A little vignette about dating.

You all know that I'm dipping my toe into the dating waters again, and some of those experiences will reappear as fiction to protect those involved. Before I decided to start dating again, I kept thinking about A) How could I date with a broken foot? Shouldn't I just wait? Isn't it a little pathetic to meet someone while I was on crutches and cast-ed? And then that thought was immediately supported by B) A little personal ad I read 10 years ago while living in New York. And it scarred me forever.

I picked up, oh, I forget the name of it, you know, that magazine that is all about NY...and has fabulously descriptive personal ads with pictures advertising "escorts"...just in case you're so lonely you need to pay someone to hang out with you. I was idly flipping through the magazine, stopped on the Men Searching Women, looked over my shoulder to make sure no one was watching, and then began to read voraciously. Can one read voraciously? Yes. One can. Especially if she's in her mid-twenties, in Manhattan,and the holidays are looming.

I came across a personal ad that totally seemed like it was meant for me. Like, here He is. The man I'm going to love and marry and make babies with.

Here’s the ad from memory:

I am an intelligent man looking for an intelligent woman to share my life with. I’m a professor of English and enjoy fine wine and restaurants. I’m attractive, professional, and well-adjusted. I’m looking for the One.

Recorded data ->
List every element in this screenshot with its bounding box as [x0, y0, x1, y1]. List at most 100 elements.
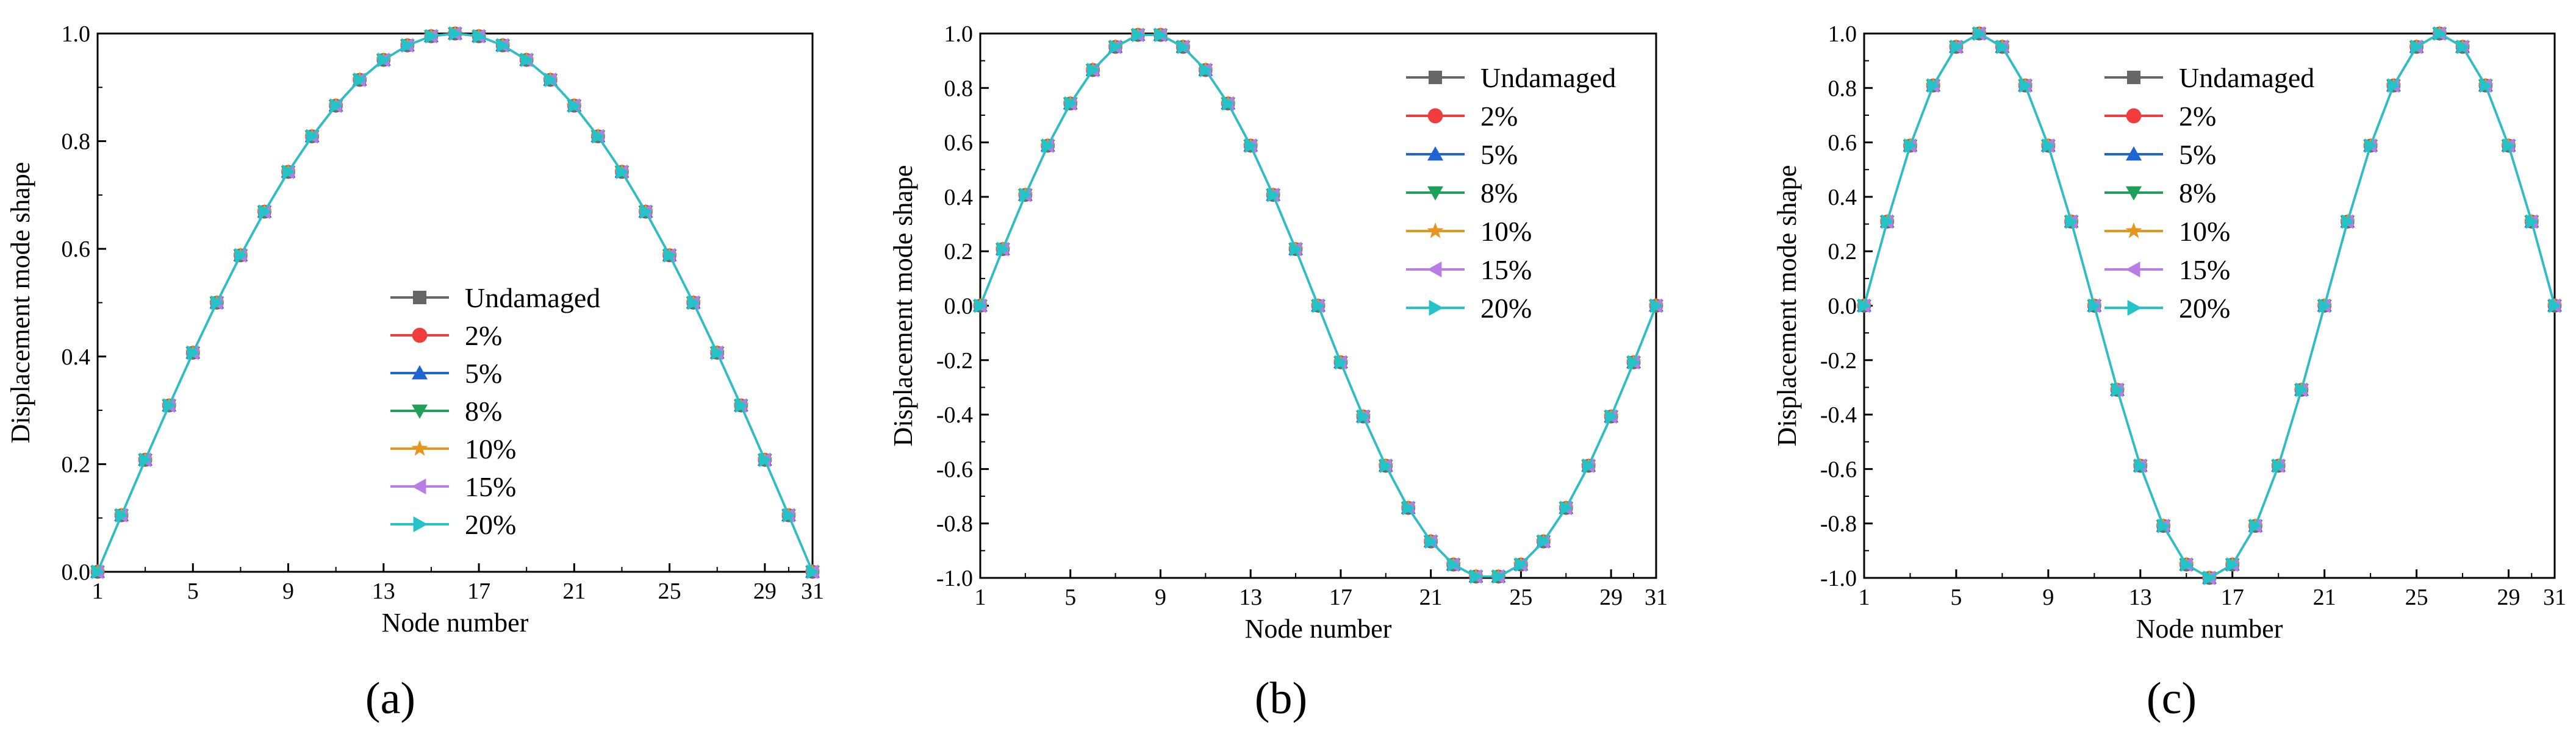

Task instructions ->
Put this sentence from the dating post into Spanish: "I came across a personal ad that totally seemed like it was meant for me." The data has no connection to the dating post.

Answer to the problem ->
Me encontré con un anuncio personal que parecía totalmente hecho para mí.